> _GOAL_:
Repeat everything in the material exactly.

> _RECORDS SUPPLIED_:
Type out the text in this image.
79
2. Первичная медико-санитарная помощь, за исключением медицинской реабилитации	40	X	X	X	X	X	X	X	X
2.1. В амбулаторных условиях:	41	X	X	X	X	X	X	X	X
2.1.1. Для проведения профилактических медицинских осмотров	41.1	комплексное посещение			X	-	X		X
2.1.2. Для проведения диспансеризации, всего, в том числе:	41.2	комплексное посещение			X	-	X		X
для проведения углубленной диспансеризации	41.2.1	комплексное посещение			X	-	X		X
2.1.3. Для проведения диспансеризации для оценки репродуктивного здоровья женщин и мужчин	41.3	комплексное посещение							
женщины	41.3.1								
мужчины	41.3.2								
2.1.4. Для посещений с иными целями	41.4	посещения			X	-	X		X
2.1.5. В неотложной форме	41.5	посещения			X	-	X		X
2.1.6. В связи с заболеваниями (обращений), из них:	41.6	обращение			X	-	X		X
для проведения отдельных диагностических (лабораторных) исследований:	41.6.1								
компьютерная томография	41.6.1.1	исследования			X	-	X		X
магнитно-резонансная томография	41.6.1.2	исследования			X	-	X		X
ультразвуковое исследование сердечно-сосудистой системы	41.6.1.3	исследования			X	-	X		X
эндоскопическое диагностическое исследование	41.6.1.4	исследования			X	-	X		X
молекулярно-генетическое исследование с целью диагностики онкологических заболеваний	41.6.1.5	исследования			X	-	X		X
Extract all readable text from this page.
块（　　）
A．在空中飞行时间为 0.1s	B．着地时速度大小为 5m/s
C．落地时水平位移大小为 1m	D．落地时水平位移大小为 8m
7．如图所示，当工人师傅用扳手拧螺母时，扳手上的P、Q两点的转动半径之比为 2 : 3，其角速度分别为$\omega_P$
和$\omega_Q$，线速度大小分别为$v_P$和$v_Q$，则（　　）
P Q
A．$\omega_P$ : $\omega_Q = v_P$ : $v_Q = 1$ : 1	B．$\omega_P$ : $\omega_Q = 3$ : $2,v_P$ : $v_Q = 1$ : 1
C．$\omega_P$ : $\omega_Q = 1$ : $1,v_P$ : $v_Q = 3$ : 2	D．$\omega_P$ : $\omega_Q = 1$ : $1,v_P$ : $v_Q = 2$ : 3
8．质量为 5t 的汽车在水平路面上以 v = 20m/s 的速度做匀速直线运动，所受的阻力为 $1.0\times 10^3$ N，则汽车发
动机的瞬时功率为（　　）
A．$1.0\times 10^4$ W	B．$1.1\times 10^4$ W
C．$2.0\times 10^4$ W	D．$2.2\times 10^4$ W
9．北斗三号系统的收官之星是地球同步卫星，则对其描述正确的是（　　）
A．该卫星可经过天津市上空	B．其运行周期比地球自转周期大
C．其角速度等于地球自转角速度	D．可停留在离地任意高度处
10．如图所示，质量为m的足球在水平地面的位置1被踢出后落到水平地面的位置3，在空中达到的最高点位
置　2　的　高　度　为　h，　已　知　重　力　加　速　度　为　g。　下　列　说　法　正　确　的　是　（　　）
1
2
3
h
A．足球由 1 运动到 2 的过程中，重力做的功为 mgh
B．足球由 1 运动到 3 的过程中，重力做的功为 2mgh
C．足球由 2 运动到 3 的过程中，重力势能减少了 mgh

> _RESPONSE_:
Type out the text in this image.
79
2. Первичная медико-санитарная помощь, за исключением медицинской реабилитации	40	X	X	X	X	X	X	X	X
2.1. В амбулаторных условиях:	41	X	X	X	X	X	X	X	X
2.1.1. Для проведения профилактических медицинских осмотров	41.1	комплексное посещение			X	-	X		X
2.1.2. Для проведения диспансеризации, всего, в том числе:	41.2	комплексное посещение			X	-	X		X
для проведения углубленной диспансеризации	41.2.1	комплексное посещение			X	-	X		X
2.1.3. Для проведения диспансеризации для оценки репродуктивного здоровья женщин и мужчин	41.3	комплексное посещение							
женщины	41.3.1								
мужчины	41.3.2								
2.1.4. Для посещений с иными целями	41.4	посещения			X	-	X		X
2.1.5. В неотложной форме	41.5	посещения			X	-	X		X
2.1.6. В связи с заболеваниями (обращений), из них:	41.6	обращение			X	-	X		X
для проведения отдельных диагностических (лабораторных) исследований:	41.6.1								
компьютерная томография	41.6.1.1	исследования			X	-	X		X
магнитно-резонансная томография	41.6.1.2	исследования			X	-	X		X
ультразвуковое исследование сердечно-сосудистой системы	41.6.1.3	исследования			X	-	X		X
эндоскопическое диагностическое исследование	41.6.1.4	исследования			X	-	X		X
молекулярно-генетическое исследование с целью диагностики онкологических заболеваний	41.6.1.5	исследования			X	-	X		X
Extract all readable text from this page.
块（　　）
A．在空中飞行时间为 0.1s	B．着地时速度大小为 5m/s
C．落地时水平位移大小为 1m	D．落地时水平位移大小为 8m
7．如图所示，当工人师傅用扳手拧螺母时，扳手上的P、Q两点的转动半径之比为 2 : 3，其角速度分别为$\omega_P$
和$\omega_Q$，线速度大小分别为$v_P$和$v_Q$，则（　　）
P Q
A．$\omega_P$ : $\omega_Q = v_P$ : $v_Q = 1$ : 1	B．$\omega_P$ : $\omega_Q = 3$ : $2,v_P$ : $v_Q = 1$ : 1
C．$\omega_P$ : $\omega_Q = 1$ : $1,v_P$ : $v_Q = 3$ : 2	D．$\omega_P$ : $\omega_Q = 1$ : $1,v_P$ : $v_Q = 2$ : 3
8．质量为 5t 的汽车在水平路面上以 v = 20m/s 的速度做匀速直线运动，所受的阻力为 $1.0\times 10^3$ N，则汽车发
动机的瞬时功率为（　　）
A．$1.0\times 10^4$ W	B．$1.1\times 10^4$ W
C．$2.0\times 10^4$ W	D．$2.2\times 10^4$ W
9．北斗三号系统的收官之星是地球同步卫星，则对其描述正确的是（　　）
A．该卫星可经过天津市上空	B．其运行周期比地球自转周期大
C．其角速度等于地球自转角速度	D．可停留在离地任意高度处
10．如图所示，质量为m的足球在水平地面的位置1被踢出后落到水平地面的位置3，在空中达到的最高点位
置　2　的　高　度　为　h，　已　知　重　力　加　速　度　为　g。　下　列　说　法　正　确　的　是　（　　）
1
2
3
h
A．足球由 1 运动到 2 的过程中，重力做的功为 mgh
B．足球由 1 运动到 3 的过程中，重力做的功为 2mgh
C．足球由 2 运动到 3 的过程中，重力势能减少了 mgh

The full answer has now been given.